→ **WRITTEN REQUEST**
Set down each line of the material that follows, exactly, with no pictures.

→ **GIVEN DATA**
+-------+

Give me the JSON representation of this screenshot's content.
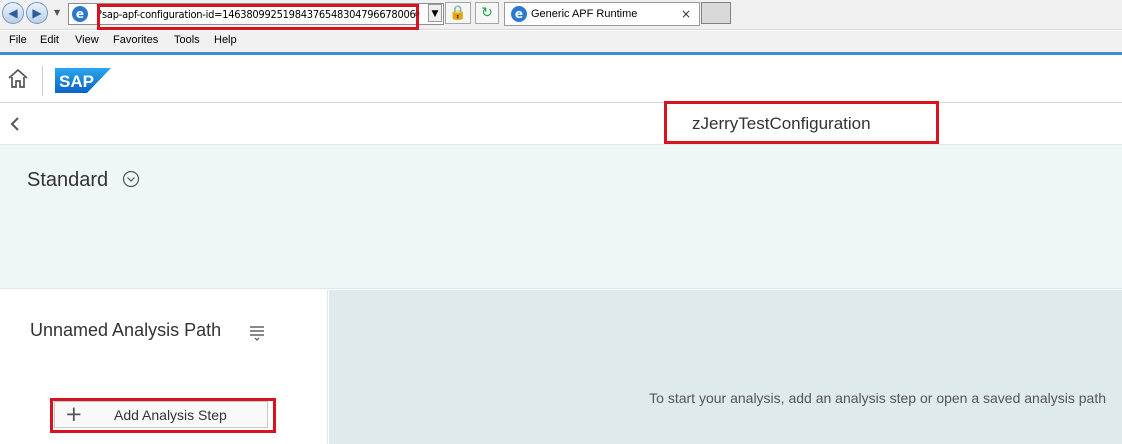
{
  "browser": {
    "url": "?sap-apf-configuration-id=14638099251984376548304796678006",
    "tab_title": "Generic APF Runtime"
  },
  "menu": [
    "File",
    "Edit",
    "View",
    "Favorites",
    "Tools",
    "Help"
  ],
  "shell": {
    "logo_text": "SAP"
  },
  "page": {
    "title": "zJerryTestConfiguration"
  },
  "filter": {
    "variant": "Standard"
  },
  "analysis": {
    "path_title": "Unnamed Analysis Path",
    "add_step_label": "Add Analysis Step",
    "empty_message": "To start your analysis, add an analysis step or open a saved analysis path"
  }
}
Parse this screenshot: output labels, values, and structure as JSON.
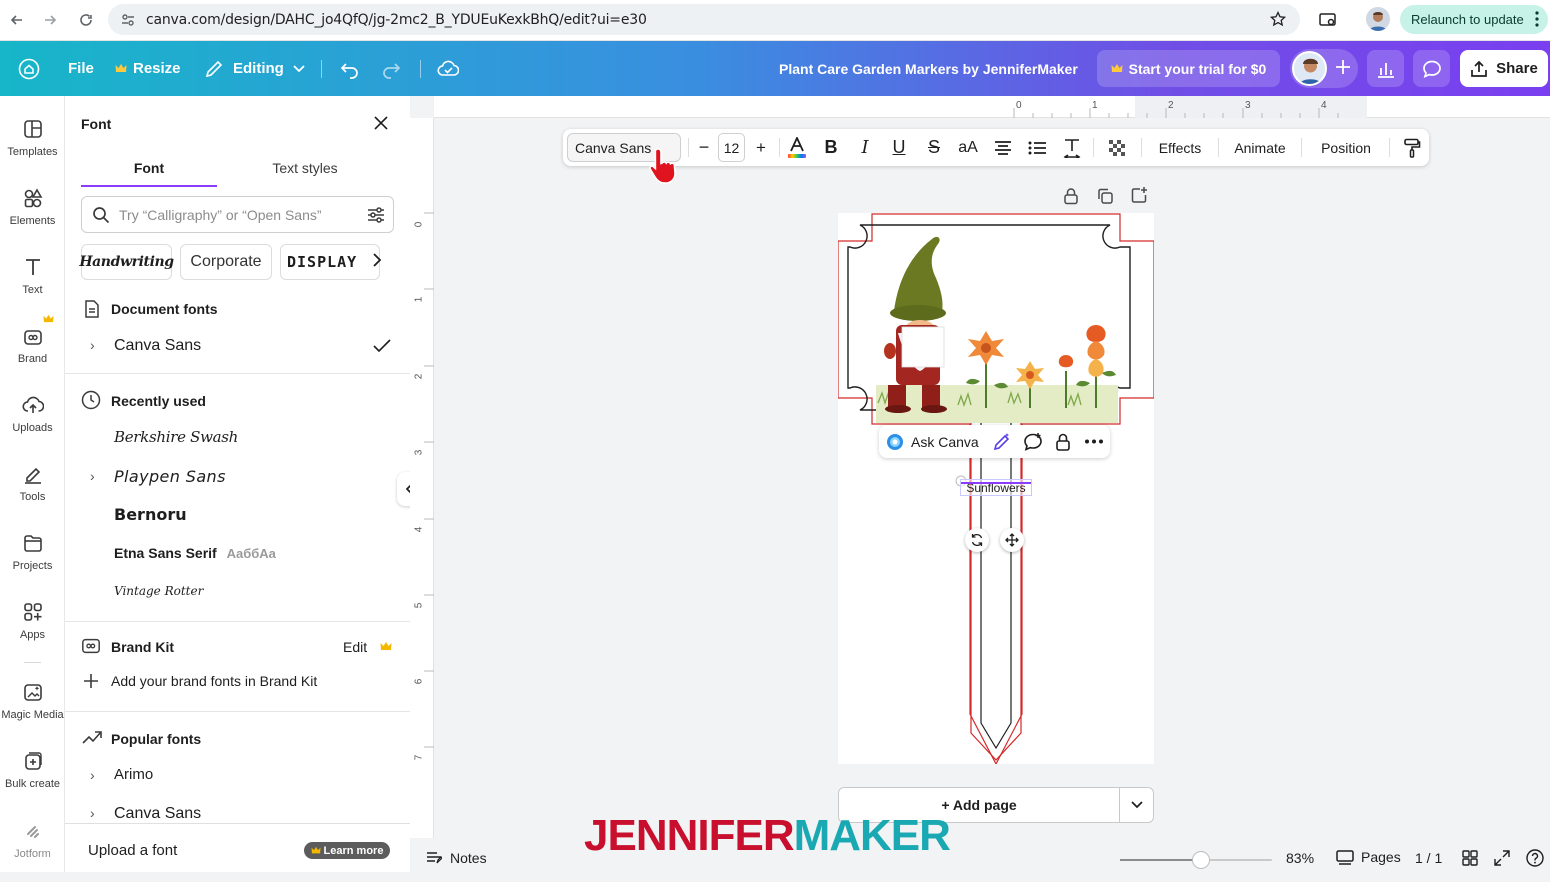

+-------+

→ **TASK OUTPUT**
Give me the JSON representation of this screenshot's content.
{
  "browser": {
    "url": "?sap-apf-configuration-id=14638099251984376548304796678006",
    "tab_title": "Generic APF Runtime"
  },
  "menu": [
    "File",
    "Edit",
    "View",
    "Favorites",
    "Tools",
    "Help"
  ],
  "shell": {
    "logo_text": "SAP"
  },
  "page": {
    "title": "zJerryTestConfiguration"
  },
  "filter": {
    "variant": "Standard"
  },
  "analysis": {
    "path_title": "Unnamed Analysis Path",
    "add_step_label": "Add Analysis Step",
    "empty_message": "To start your analysis, add an analysis step or open a saved analysis path"
  }
}
Parse this screenshot: output labels, values, and structure as JSON.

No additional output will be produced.